=== TO BE DONE ===
Below are records; work out how many of their lines hold the string "JSON" and give that number alone.

★ ★ ★ ★ ★

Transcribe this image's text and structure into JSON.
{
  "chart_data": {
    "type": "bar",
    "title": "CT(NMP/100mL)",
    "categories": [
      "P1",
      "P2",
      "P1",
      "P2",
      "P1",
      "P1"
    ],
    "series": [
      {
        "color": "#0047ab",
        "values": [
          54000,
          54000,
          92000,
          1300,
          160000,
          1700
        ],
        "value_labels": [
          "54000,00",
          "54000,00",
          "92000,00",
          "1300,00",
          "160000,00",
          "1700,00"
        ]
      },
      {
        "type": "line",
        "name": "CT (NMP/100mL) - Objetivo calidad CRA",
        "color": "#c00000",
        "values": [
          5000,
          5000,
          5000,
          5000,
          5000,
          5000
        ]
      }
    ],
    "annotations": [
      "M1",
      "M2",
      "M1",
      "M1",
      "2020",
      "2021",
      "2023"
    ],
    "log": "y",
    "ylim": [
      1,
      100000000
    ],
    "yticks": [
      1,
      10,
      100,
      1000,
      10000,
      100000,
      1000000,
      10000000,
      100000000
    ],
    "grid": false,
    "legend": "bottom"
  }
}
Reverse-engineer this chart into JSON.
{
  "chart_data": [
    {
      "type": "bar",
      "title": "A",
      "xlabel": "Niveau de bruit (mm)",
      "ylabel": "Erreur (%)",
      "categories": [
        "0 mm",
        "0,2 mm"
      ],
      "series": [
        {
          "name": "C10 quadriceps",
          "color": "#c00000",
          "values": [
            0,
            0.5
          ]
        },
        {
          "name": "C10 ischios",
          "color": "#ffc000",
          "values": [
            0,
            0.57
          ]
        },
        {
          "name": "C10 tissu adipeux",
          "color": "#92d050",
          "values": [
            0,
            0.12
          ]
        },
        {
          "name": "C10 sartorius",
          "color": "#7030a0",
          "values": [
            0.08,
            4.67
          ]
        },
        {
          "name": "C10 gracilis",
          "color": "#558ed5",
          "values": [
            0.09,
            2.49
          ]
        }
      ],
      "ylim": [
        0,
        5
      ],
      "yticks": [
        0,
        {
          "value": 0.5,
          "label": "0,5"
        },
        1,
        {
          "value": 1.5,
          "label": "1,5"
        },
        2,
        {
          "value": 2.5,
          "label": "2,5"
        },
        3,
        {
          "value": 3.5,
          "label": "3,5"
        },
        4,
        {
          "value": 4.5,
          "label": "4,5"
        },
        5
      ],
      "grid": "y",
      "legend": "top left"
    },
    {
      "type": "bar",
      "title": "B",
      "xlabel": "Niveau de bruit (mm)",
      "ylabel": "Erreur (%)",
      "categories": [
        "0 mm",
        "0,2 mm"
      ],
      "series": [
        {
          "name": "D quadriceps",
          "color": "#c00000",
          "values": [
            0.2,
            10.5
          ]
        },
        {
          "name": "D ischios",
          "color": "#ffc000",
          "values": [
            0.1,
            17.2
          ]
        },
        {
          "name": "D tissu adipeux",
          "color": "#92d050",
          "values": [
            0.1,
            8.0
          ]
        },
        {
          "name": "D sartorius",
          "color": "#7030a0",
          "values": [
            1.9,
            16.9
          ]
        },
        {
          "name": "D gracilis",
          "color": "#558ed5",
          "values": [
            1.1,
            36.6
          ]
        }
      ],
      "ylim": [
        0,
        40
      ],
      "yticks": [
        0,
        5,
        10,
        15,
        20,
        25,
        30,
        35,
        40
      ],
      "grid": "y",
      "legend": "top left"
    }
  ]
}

★ ★ ★ ★ ★

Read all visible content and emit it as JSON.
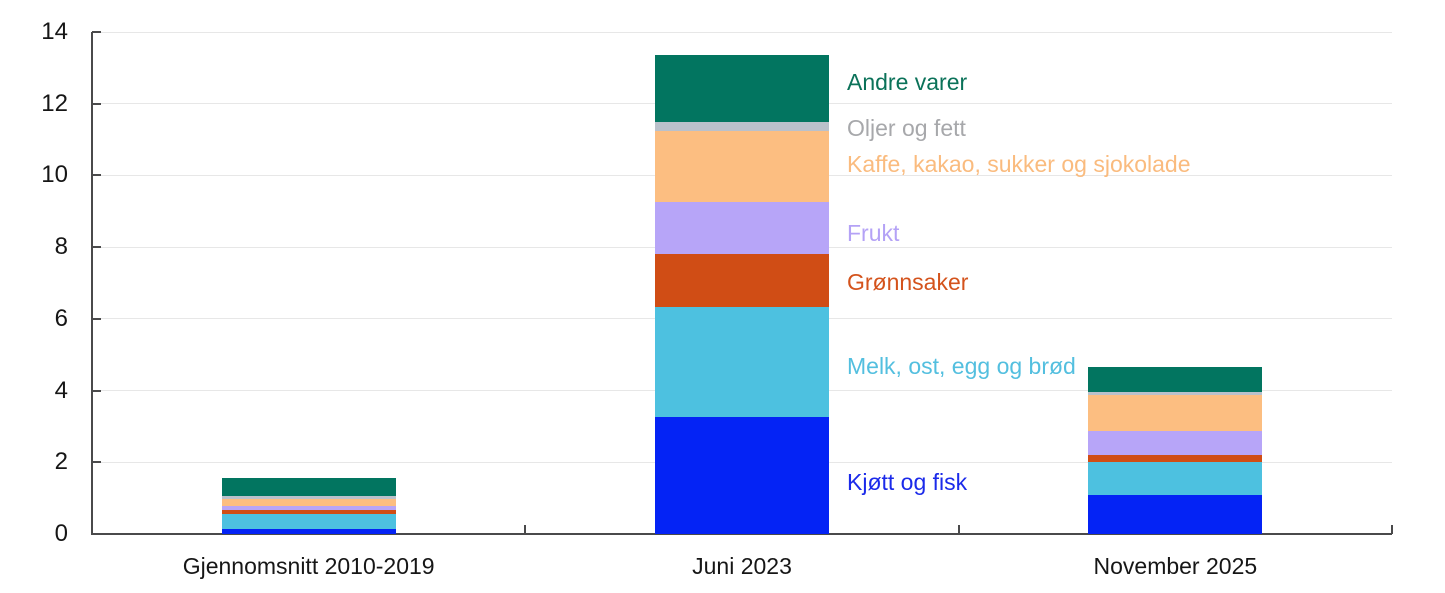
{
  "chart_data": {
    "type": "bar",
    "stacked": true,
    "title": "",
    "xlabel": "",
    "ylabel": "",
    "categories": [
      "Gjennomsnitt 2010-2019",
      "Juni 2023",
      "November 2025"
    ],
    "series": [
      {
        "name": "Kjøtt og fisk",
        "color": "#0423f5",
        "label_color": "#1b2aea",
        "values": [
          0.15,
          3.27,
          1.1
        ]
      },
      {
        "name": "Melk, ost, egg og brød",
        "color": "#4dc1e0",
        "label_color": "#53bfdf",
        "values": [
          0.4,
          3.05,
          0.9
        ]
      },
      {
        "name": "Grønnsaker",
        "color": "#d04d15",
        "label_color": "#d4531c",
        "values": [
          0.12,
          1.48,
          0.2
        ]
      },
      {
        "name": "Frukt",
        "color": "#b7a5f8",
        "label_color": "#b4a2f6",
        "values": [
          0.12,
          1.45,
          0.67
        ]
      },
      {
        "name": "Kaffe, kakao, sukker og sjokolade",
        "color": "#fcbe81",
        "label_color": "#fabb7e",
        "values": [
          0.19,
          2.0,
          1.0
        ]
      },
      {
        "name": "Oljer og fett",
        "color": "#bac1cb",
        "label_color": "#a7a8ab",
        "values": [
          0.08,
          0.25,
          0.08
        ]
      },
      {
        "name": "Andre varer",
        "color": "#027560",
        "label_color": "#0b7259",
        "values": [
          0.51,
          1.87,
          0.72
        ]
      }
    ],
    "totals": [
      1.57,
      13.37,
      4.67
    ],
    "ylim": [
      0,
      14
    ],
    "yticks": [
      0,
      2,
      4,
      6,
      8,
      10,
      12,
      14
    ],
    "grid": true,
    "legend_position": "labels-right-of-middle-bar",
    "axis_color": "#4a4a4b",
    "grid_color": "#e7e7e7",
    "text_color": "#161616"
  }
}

★ ★ ★ ★ ★

=== FINAL RESULT ===
3